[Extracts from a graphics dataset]
+++
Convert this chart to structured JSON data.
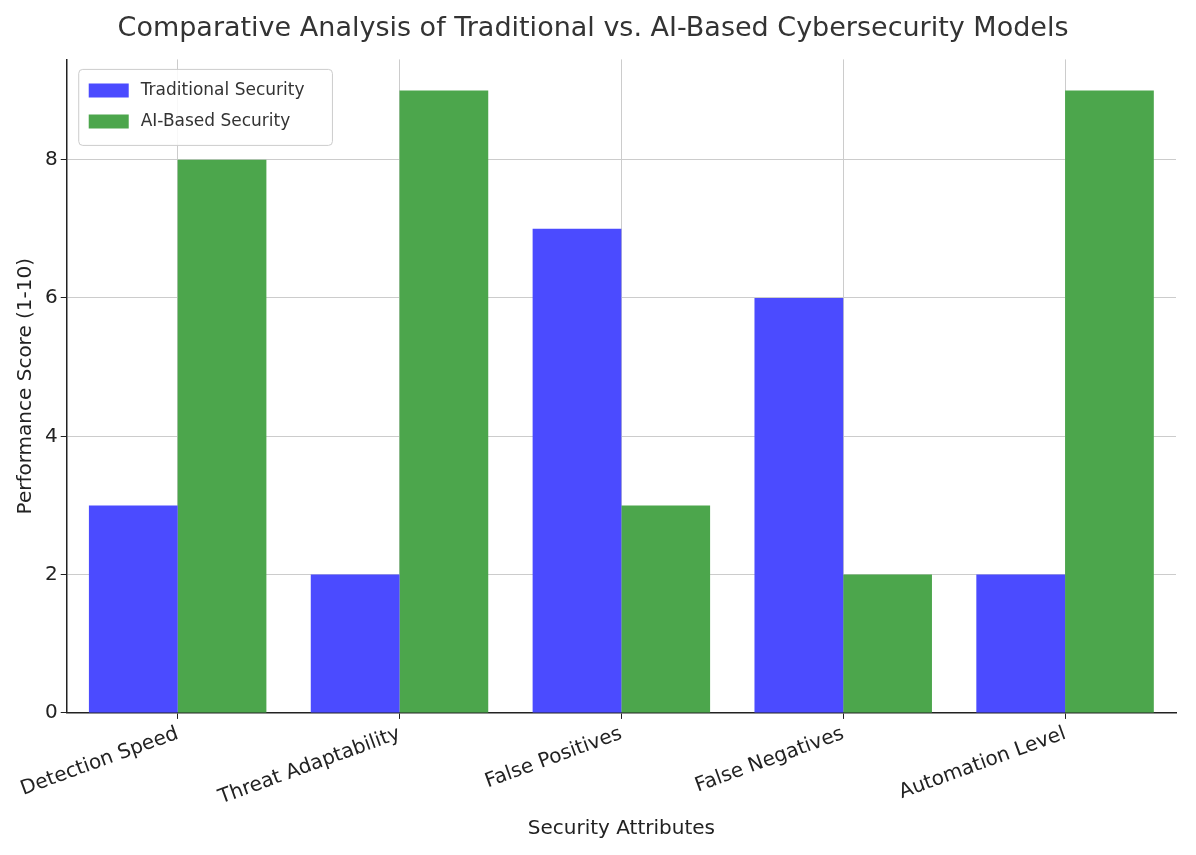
{
  "chart_data": {
    "type": "bar",
    "title": "Comparative Analysis of Traditional vs. AI-Based Cybersecurity Models",
    "xlabel": "Security Attributes",
    "ylabel": "Performance Score (1-10)",
    "categories": [
      "Detection Speed",
      "Threat Adaptability",
      "False Positives",
      "False Negatives",
      "Automation Level"
    ],
    "series": [
      {
        "name": "Traditional Security",
        "color": "#4b4bff",
        "values": [
          3,
          2,
          7,
          6,
          2
        ]
      },
      {
        "name": "AI-Based Security",
        "color": "#4ca64c",
        "values": [
          8,
          9,
          3,
          2,
          9
        ]
      }
    ],
    "ylim": [
      0,
      9.45
    ],
    "yticks": [
      0,
      2,
      4,
      6,
      8
    ],
    "grid": true,
    "legend": "top left"
  }
}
+++
== What you are asked to do ==
From the material above, reproduce everything verbatim except the pictures.

== Result of the task ==
Convert this chart to structured JSON data.
{
  "chart_data": {
    "type": "bar",
    "title": "Comparative Analysis of Traditional vs. AI-Based Cybersecurity Models",
    "xlabel": "Security Attributes",
    "ylabel": "Performance Score (1-10)",
    "categories": [
      "Detection Speed",
      "Threat Adaptability",
      "False Positives",
      "False Negatives",
      "Automation Level"
    ],
    "series": [
      {
        "name": "Traditional Security",
        "color": "#4b4bff",
        "values": [
          3,
          2,
          7,
          6,
          2
        ]
      },
      {
        "name": "AI-Based Security",
        "color": "#4ca64c",
        "values": [
          8,
          9,
          3,
          2,
          9
        ]
      }
    ],
    "ylim": [
      0,
      9.45
    ],
    "yticks": [
      0,
      2,
      4,
      6,
      8
    ],
    "grid": true,
    "legend": "top left"
  }
}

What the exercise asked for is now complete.